Images should be left out, and everything else in the listing reproduced exactly.

[Dataset records]
________

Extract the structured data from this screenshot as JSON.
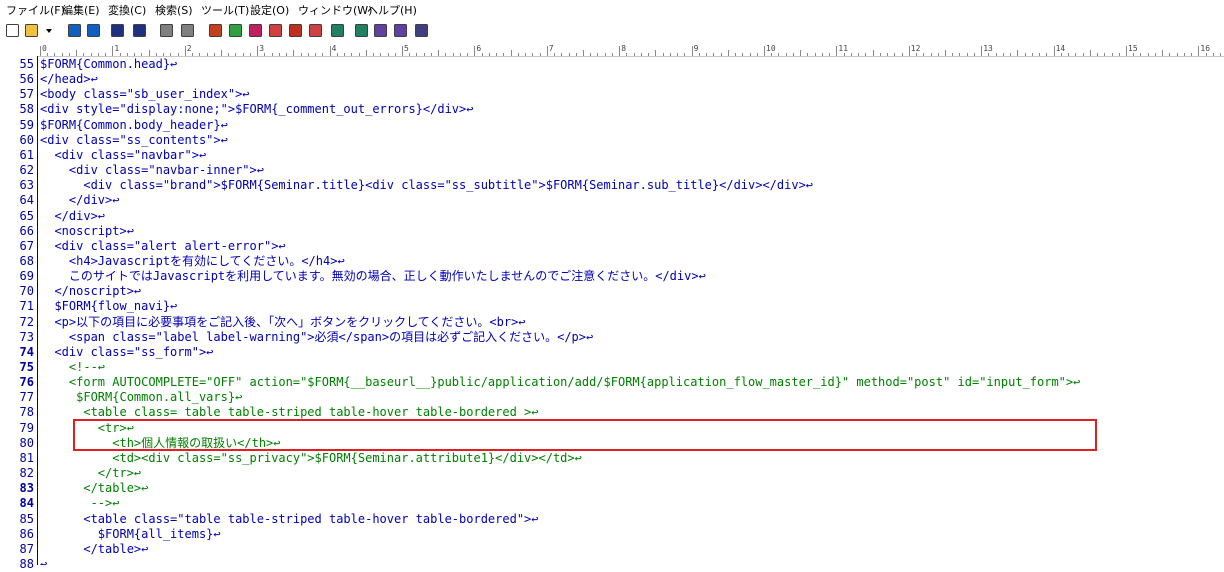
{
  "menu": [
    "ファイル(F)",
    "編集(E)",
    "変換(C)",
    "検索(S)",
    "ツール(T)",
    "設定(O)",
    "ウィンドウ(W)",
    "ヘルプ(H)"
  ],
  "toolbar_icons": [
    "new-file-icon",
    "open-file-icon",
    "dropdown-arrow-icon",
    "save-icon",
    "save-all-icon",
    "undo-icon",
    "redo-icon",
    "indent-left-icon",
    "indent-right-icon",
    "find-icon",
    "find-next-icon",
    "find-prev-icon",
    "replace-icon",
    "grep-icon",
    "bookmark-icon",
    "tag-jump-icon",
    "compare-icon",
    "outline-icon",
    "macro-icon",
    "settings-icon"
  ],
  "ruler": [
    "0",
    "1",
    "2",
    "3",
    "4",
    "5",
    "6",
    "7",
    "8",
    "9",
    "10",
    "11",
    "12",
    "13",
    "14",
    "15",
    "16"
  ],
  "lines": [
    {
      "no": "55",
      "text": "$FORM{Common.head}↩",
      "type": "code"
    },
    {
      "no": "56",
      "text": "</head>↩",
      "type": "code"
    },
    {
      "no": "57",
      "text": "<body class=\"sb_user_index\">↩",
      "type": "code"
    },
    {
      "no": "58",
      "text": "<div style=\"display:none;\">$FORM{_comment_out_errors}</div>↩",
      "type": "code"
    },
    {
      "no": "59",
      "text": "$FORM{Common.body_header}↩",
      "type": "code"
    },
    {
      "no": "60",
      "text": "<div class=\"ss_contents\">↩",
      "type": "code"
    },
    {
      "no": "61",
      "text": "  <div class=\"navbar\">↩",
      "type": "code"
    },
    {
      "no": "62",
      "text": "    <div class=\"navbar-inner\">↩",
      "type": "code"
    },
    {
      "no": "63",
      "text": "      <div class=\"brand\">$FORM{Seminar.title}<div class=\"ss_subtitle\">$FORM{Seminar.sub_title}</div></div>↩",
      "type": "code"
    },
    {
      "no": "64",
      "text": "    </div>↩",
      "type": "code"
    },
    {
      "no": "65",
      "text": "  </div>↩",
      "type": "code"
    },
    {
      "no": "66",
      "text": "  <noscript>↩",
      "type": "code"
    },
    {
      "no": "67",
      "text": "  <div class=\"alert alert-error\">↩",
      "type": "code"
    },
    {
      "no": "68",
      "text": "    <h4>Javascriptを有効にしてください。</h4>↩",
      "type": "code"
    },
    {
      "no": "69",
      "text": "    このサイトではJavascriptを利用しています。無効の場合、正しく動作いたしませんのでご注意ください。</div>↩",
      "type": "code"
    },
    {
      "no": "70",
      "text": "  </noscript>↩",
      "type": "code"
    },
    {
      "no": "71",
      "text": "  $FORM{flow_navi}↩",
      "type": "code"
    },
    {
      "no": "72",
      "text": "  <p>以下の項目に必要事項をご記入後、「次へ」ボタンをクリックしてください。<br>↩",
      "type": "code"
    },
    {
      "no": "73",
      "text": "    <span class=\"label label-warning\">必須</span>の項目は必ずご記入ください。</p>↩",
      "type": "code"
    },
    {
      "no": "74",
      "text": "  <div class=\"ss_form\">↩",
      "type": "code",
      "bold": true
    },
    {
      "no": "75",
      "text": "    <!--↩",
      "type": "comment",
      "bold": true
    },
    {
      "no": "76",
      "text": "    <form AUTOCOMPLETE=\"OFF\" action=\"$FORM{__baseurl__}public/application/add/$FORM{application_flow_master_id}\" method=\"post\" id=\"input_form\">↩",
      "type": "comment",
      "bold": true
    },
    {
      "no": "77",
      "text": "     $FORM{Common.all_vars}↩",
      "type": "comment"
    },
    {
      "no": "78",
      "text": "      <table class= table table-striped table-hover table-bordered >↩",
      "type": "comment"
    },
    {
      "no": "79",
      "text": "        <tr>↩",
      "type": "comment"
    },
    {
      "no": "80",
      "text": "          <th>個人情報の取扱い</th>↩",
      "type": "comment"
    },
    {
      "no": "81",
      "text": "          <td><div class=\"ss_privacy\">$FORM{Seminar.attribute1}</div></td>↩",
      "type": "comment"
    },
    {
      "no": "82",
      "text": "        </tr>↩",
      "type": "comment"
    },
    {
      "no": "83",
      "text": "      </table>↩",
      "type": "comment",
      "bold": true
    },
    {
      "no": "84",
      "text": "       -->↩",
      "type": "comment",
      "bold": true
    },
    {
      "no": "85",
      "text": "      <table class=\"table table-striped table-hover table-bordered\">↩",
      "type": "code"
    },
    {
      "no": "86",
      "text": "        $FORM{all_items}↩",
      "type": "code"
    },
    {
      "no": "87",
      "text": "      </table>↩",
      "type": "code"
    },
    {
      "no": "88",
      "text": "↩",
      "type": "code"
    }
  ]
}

________

WRITTEN SOLUTION:
Extract the structured data from this screenshot as JSON.
{
  "menu": [
    "ファイル(F)",
    "編集(E)",
    "変換(C)",
    "検索(S)",
    "ツール(T)",
    "設定(O)",
    "ウィンドウ(W)",
    "ヘルプ(H)"
  ],
  "toolbar_icons": [
    "new-file-icon",
    "open-file-icon",
    "dropdown-arrow-icon",
    "save-icon",
    "save-all-icon",
    "undo-icon",
    "redo-icon",
    "indent-left-icon",
    "indent-right-icon",
    "find-icon",
    "find-next-icon",
    "find-prev-icon",
    "replace-icon",
    "grep-icon",
    "bookmark-icon",
    "tag-jump-icon",
    "compare-icon",
    "outline-icon",
    "macro-icon",
    "settings-icon"
  ],
  "ruler": [
    "0",
    "1",
    "2",
    "3",
    "4",
    "5",
    "6",
    "7",
    "8",
    "9",
    "10",
    "11",
    "12",
    "13",
    "14",
    "15",
    "16"
  ],
  "lines": [
    {
      "no": "55",
      "text": "$FORM{Common.head}↩",
      "type": "code"
    },
    {
      "no": "56",
      "text": "</head>↩",
      "type": "code"
    },
    {
      "no": "57",
      "text": "<body class=\"sb_user_index\">↩",
      "type": "code"
    },
    {
      "no": "58",
      "text": "<div style=\"display:none;\">$FORM{_comment_out_errors}</div>↩",
      "type": "code"
    },
    {
      "no": "59",
      "text": "$FORM{Common.body_header}↩",
      "type": "code"
    },
    {
      "no": "60",
      "text": "<div class=\"ss_contents\">↩",
      "type": "code"
    },
    {
      "no": "61",
      "text": "  <div class=\"navbar\">↩",
      "type": "code"
    },
    {
      "no": "62",
      "text": "    <div class=\"navbar-inner\">↩",
      "type": "code"
    },
    {
      "no": "63",
      "text": "      <div class=\"brand\">$FORM{Seminar.title}<div class=\"ss_subtitle\">$FORM{Seminar.sub_title}</div></div>↩",
      "type": "code"
    },
    {
      "no": "64",
      "text": "    </div>↩",
      "type": "code"
    },
    {
      "no": "65",
      "text": "  </div>↩",
      "type": "code"
    },
    {
      "no": "66",
      "text": "  <noscript>↩",
      "type": "code"
    },
    {
      "no": "67",
      "text": "  <div class=\"alert alert-error\">↩",
      "type": "code"
    },
    {
      "no": "68",
      "text": "    <h4>Javascriptを有効にしてください。</h4>↩",
      "type": "code"
    },
    {
      "no": "69",
      "text": "    このサイトではJavascriptを利用しています。無効の場合、正しく動作いたしませんのでご注意ください。</div>↩",
      "type": "code"
    },
    {
      "no": "70",
      "text": "  </noscript>↩",
      "type": "code"
    },
    {
      "no": "71",
      "text": "  $FORM{flow_navi}↩",
      "type": "code"
    },
    {
      "no": "72",
      "text": "  <p>以下の項目に必要事項をご記入後、「次へ」ボタンをクリックしてください。<br>↩",
      "type": "code"
    },
    {
      "no": "73",
      "text": "    <span class=\"label label-warning\">必須</span>の項目は必ずご記入ください。</p>↩",
      "type": "code"
    },
    {
      "no": "74",
      "text": "  <div class=\"ss_form\">↩",
      "type": "code",
      "bold": true
    },
    {
      "no": "75",
      "text": "    <!--↩",
      "type": "comment",
      "bold": true
    },
    {
      "no": "76",
      "text": "    <form AUTOCOMPLETE=\"OFF\" action=\"$FORM{__baseurl__}public/application/add/$FORM{application_flow_master_id}\" method=\"post\" id=\"input_form\">↩",
      "type": "comment",
      "bold": true
    },
    {
      "no": "77",
      "text": "     $FORM{Common.all_vars}↩",
      "type": "comment"
    },
    {
      "no": "78",
      "text": "      <table class= table table-striped table-hover table-bordered >↩",
      "type": "comment"
    },
    {
      "no": "79",
      "text": "        <tr>↩",
      "type": "comment"
    },
    {
      "no": "80",
      "text": "          <th>個人情報の取扱い</th>↩",
      "type": "comment"
    },
    {
      "no": "81",
      "text": "          <td><div class=\"ss_privacy\">$FORM{Seminar.attribute1}</div></td>↩",
      "type": "comment"
    },
    {
      "no": "82",
      "text": "        </tr>↩",
      "type": "comment"
    },
    {
      "no": "83",
      "text": "      </table>↩",
      "type": "comment",
      "bold": true
    },
    {
      "no": "84",
      "text": "       -->↩",
      "type": "comment",
      "bold": true
    },
    {
      "no": "85",
      "text": "      <table class=\"table table-striped table-hover table-bordered\">↩",
      "type": "code"
    },
    {
      "no": "86",
      "text": "        $FORM{all_items}↩",
      "type": "code"
    },
    {
      "no": "87",
      "text": "      </table>↩",
      "type": "code"
    },
    {
      "no": "88",
      "text": "↩",
      "type": "code"
    }
  ]
}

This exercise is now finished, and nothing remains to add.